> **Short problem**:
Locate the word "role" in the material, then show every line that holds it.

Stored records:
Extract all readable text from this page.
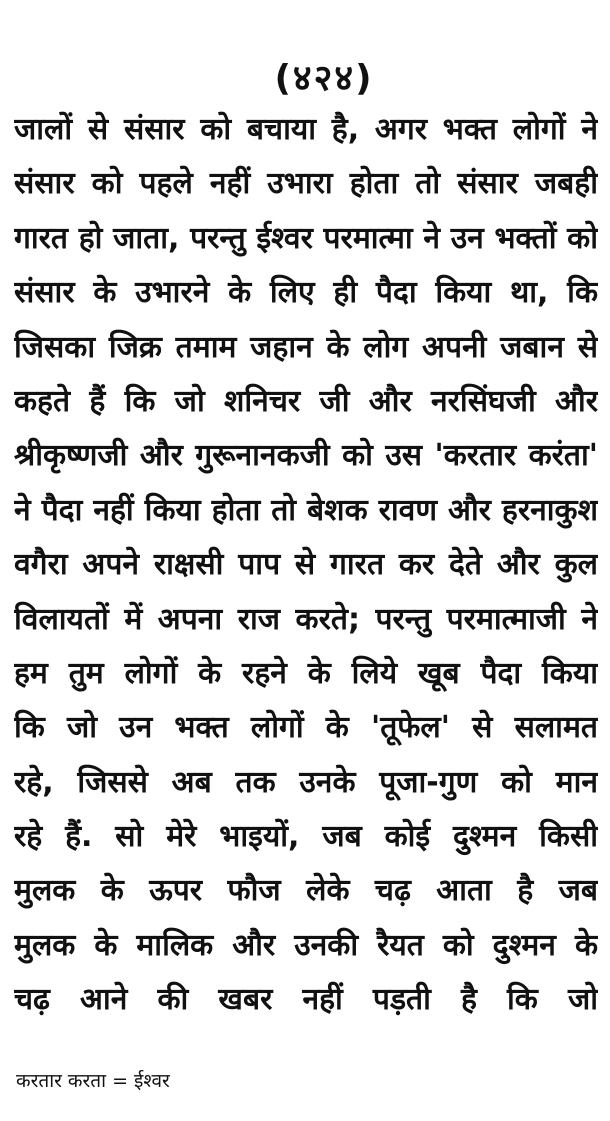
(४२४)
जालों से संसार को बचाया है, अगर भक्त लोगों ने
संसार को पहले नहीं उभारा होता तो संसार जबही
गारत हो जाता, परन्तु ईश्वर परमात्मा ने उन भक्तों को
संसार के उभारने के लिए ही पैदा किया था, कि
जिसका जिक्र तमाम जहान के लोग अपनी जबान से
कहते हैं कि जो शनिचर जी और नरसिंघजी और
श्रीकृष्णजी और गुरूनानकजी को उस 'करतार करंता'
ने पैदा नहीं किया होता तो बेशक रावण और हरनाकुश
वगैरा अपने राक्षसी पाप से गारत कर देते और कुल
विलायतों में अपना राज करते; परन्तु परमात्माजी ने
हम तुम लोगों के रहने के लिये खूब पैदा किया
कि जो उन भक्त लोगों के 'तूफेल' से सलामत
रहे, जिससे अब तक उनके पूजा-गुण को मान
रहे हैं. सो मेरे भाइयों, जब कोई दुश्मन किसी
मुलक के ऊपर फौज लेके चढ़ आता है जब
मुलक के मालिक और उनकी रैयत को दुश्मन के
चढ़ आने की खबर नहीं पड़ती है कि जो
करतार करता = ईश्वर
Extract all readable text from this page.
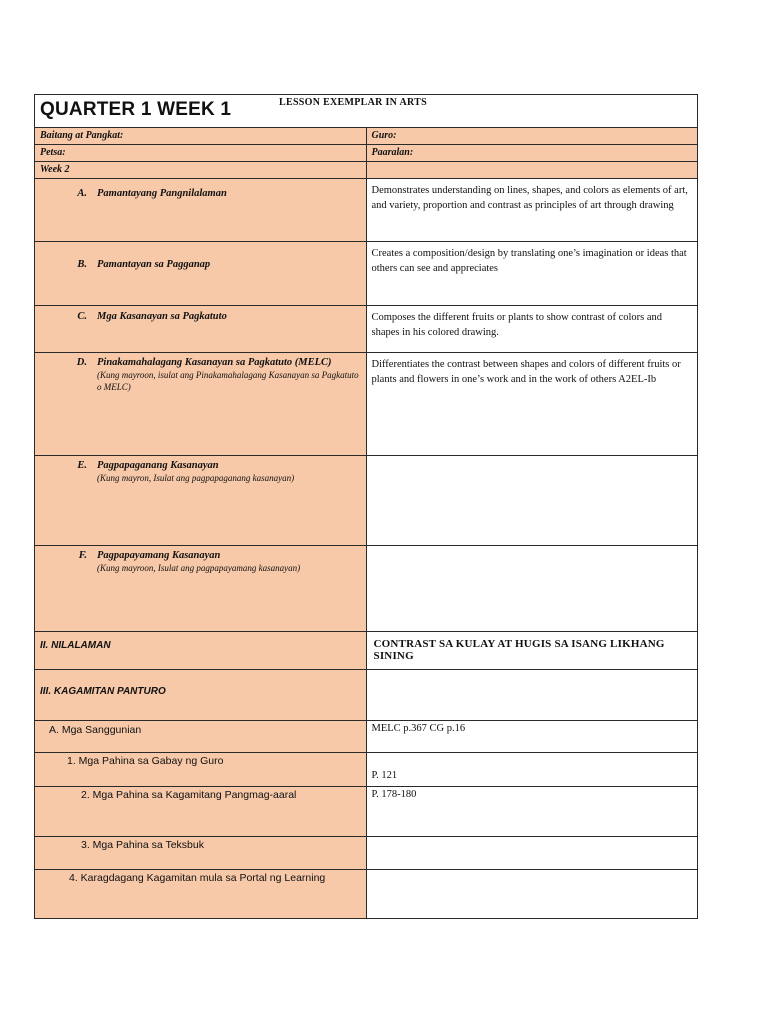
QUARTER 1 WEEK 1 LESSON EXEMPLAR IN ARTS	

Baitang at Pangkat:	Guro:
Petsa:	Paaralan:
Week 2	

A. Pamantayang Pangnilalaman	Demonstrates understanding on lines, shapes, and colors as elements of art, and variety, proportion and contrast as principles of art through drawing

B. Pamantayan sa Pagganap	Creates a composition/design by translating one’s imagination or ideas that others can see and appreciates

C. Mga Kasanayan sa Pagkatuto	Composes the different fruits or plants to show contrast of colors and shapes in his colored drawing.

D. Pinakamahalagang Kasanayan sa Pagkatuto (MELC)
(Kung mayroon, isulat ang Pinakamahalagang Kasanayan sa Pagkatuto o MELC)	Differentiates the contrast between shapes and colors of different fruits or plants and flowers in one’s work and in the work of others A2EL-Ib

E. Pagpapaganang Kasanayan
(Kung mayron, Isulat ang pagpapaganang kasanayan)	

F. Pagpapayamang Kasanayan
(Kung mayroon, Isulat ang pagpapayamang kasanayan)	

II. NILALAMAN	CONTRAST SA KULAY AT HUGIS SA ISANG LIKHANG SINING
III. KAGAMITAN PANTURO	
A. Mga Sanggunian	MELC p.367 CG p.16
1. Mga Pahina sa Gabay ng Guro	P. 121
2. Mga Pahina sa Kagamitang Pangmag-aaral	P. 178-180
3. Mga Pahina sa Teksbuk	
4. Karagdagang Kagamitan mula sa Portal ng Learning	
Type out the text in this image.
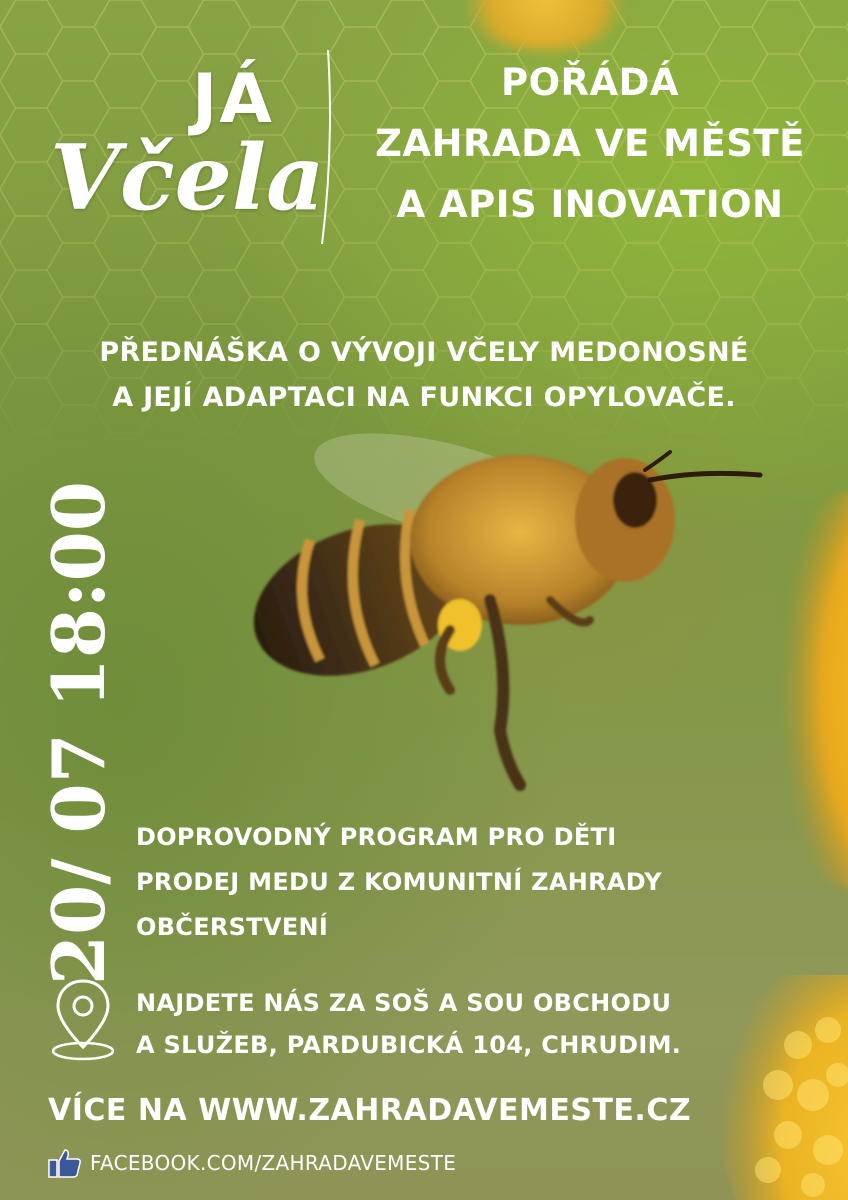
JÁ
Včela
POŘÁDÁ
ZAHRADA VE MĚSTĚ
A APIS INOVATION
PŘEDNÁŠKA O VÝVOJI VČELY MEDONOSNÉ
A JEJÍ ADAPTACI NA FUNKCI OPYLOVAČE.
20/ 07 18:00 DOPROVODNÝ PROGRAM PRO DĚTI
PRODEJ MEDU Z KOMUNITNÍ ZAHRADY
OBČERSTVENÍ
NAJDETE NÁS ZA SOŠ A SOU OBCHODU
A SLUŽEB, PARDUBICKÁ 104, CHRUDIM.
VÍCE NA WWW.ZAHRADAVEMESTE.CZ
FACEBOOK.COM/ZAHRADAVEMESTE
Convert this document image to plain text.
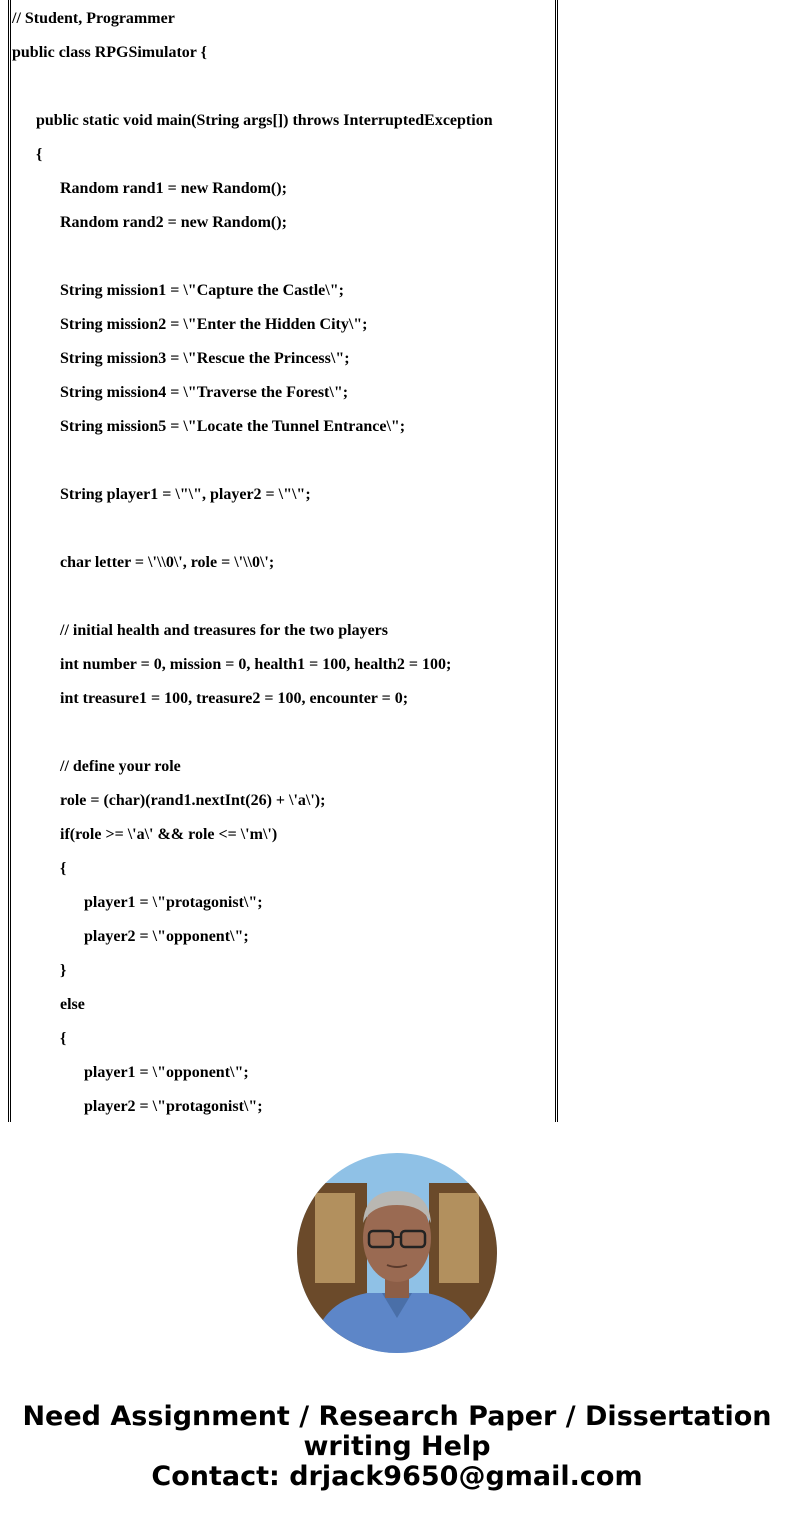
// Student, Programmer
public class RPGSimulator {
public static void main(String args[]) throws InterruptedException
{
Random rand1 = new Random();
Random rand2 = new Random();
String mission1 = \"Capture the Castle\";
String mission2 = \"Enter the Hidden City\";
String mission3 = \"Rescue the Princess\";
String mission4 = \"Traverse the Forest\";
String mission5 = \"Locate the Tunnel Entrance\";
String player1 = \"\", player2 = \"\";
char letter = \'\\0\', role = \'\\0\';
// initial health and treasures for the two players
int number = 0, mission = 0, health1 = 100, health2 = 100;
int treasure1 = 100, treasure2 = 100, encounter = 0;
// define your role
role = (char)(rand1.nextInt(26) + \'a\');
if(role >= \'a\' && role <= \'m\')
{
player1 = \"protagonist\";
player2 = \"opponent\";
}
else
{
player1 = \"opponent\";
player2 = \"protagonist\";
Need Assignment / Research Paper / Dissertation
writing Help
Contact: drjack9650@gmail.com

> **Written response**:
char letter = \'\\0\', role = \'\\0\';
// define your role
role = (char)(rand1.nextInt(26) + \'a\');
if(role >= \'a\' && role <= \'m\')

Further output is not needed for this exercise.